---------- Supplied information
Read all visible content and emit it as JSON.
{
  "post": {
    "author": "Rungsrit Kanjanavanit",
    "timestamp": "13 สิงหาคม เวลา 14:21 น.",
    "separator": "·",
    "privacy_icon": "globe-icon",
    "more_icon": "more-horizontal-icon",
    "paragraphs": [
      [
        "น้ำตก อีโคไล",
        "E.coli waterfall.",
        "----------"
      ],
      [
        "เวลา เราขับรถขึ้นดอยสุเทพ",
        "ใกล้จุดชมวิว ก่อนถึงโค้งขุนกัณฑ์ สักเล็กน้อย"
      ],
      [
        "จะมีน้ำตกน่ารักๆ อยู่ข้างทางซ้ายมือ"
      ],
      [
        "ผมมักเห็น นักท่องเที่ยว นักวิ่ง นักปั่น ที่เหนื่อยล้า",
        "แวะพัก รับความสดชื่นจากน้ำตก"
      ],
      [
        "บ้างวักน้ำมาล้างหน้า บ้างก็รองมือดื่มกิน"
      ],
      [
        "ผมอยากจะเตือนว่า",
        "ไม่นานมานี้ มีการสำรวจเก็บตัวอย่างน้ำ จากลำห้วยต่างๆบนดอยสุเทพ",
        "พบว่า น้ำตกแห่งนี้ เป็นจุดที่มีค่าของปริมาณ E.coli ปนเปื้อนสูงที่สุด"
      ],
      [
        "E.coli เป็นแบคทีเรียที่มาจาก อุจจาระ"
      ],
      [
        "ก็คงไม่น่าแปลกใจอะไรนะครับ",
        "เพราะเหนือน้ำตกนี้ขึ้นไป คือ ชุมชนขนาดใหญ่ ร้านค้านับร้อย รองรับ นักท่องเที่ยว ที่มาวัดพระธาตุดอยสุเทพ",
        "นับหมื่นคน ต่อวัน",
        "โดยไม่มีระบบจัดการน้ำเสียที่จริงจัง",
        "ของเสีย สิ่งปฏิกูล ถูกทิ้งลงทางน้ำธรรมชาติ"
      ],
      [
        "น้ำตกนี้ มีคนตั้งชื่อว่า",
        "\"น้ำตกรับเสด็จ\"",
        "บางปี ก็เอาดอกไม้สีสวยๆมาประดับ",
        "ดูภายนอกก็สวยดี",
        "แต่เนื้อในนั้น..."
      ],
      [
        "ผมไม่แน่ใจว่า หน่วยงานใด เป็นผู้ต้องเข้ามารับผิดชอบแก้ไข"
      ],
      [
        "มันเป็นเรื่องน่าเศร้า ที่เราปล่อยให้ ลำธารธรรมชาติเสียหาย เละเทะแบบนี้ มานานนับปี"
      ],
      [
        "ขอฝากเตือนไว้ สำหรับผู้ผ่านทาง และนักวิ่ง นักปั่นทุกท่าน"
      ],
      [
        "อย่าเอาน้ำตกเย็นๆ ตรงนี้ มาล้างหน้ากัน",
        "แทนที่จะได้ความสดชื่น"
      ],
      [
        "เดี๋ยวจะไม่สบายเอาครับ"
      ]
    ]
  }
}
--------------------
Work to do → Count each line with "องเท" in it and report that figure by itself.

Complete output → 2